Directions for this task ::
Extract all data as written.

Extracted entries ::
** Begin **

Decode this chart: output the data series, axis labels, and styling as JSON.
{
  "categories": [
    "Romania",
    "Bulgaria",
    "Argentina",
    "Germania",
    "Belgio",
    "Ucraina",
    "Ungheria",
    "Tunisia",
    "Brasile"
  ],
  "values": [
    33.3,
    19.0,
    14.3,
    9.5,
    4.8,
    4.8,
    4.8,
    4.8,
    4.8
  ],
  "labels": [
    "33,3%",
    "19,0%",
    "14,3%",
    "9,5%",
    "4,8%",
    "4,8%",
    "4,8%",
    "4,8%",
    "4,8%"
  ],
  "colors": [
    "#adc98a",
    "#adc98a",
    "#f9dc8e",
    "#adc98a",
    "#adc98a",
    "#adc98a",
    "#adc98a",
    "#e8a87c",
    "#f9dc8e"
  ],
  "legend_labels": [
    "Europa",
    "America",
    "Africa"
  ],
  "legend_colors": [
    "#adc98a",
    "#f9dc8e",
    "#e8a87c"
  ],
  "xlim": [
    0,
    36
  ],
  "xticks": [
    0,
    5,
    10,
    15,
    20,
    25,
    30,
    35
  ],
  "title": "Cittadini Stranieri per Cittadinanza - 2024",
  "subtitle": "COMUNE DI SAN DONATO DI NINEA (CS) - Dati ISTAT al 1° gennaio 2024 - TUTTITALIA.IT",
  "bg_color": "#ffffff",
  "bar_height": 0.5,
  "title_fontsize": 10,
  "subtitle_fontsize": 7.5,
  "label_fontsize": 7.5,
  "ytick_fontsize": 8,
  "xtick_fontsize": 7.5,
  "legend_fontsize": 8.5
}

** End **

Exercise output ::
Decode this chart: output the data series, axis labels, and styling as JSON.
{
  "categories": [
    "Romania",
    "Bulgaria",
    "Argentina",
    "Germania",
    "Belgio",
    "Ucraina",
    "Ungheria",
    "Tunisia",
    "Brasile"
  ],
  "values": [
    33.3,
    19.0,
    14.3,
    9.5,
    4.8,
    4.8,
    4.8,
    4.8,
    4.8
  ],
  "labels": [
    "33,3%",
    "19,0%",
    "14,3%",
    "9,5%",
    "4,8%",
    "4,8%",
    "4,8%",
    "4,8%",
    "4,8%"
  ],
  "colors": [
    "#adc98a",
    "#adc98a",
    "#f9dc8e",
    "#adc98a",
    "#adc98a",
    "#adc98a",
    "#adc98a",
    "#e8a87c",
    "#f9dc8e"
  ],
  "legend_labels": [
    "Europa",
    "America",
    "Africa"
  ],
  "legend_colors": [
    "#adc98a",
    "#f9dc8e",
    "#e8a87c"
  ],
  "xlim": [
    0,
    36
  ],
  "xticks": [
    0,
    5,
    10,
    15,
    20,
    25,
    30,
    35
  ],
  "title": "Cittadini Stranieri per Cittadinanza - 2024",
  "subtitle": "COMUNE DI SAN DONATO DI NINEA (CS) - Dati ISTAT al 1° gennaio 2024 - TUTTITALIA.IT",
  "bg_color": "#ffffff",
  "bar_height": 0.5,
  "title_fontsize": 10,
  "subtitle_fontsize": 7.5,
  "label_fontsize": 7.5,
  "ytick_fontsize": 8,
  "xtick_fontsize": 7.5,
  "legend_fontsize": 8.5
}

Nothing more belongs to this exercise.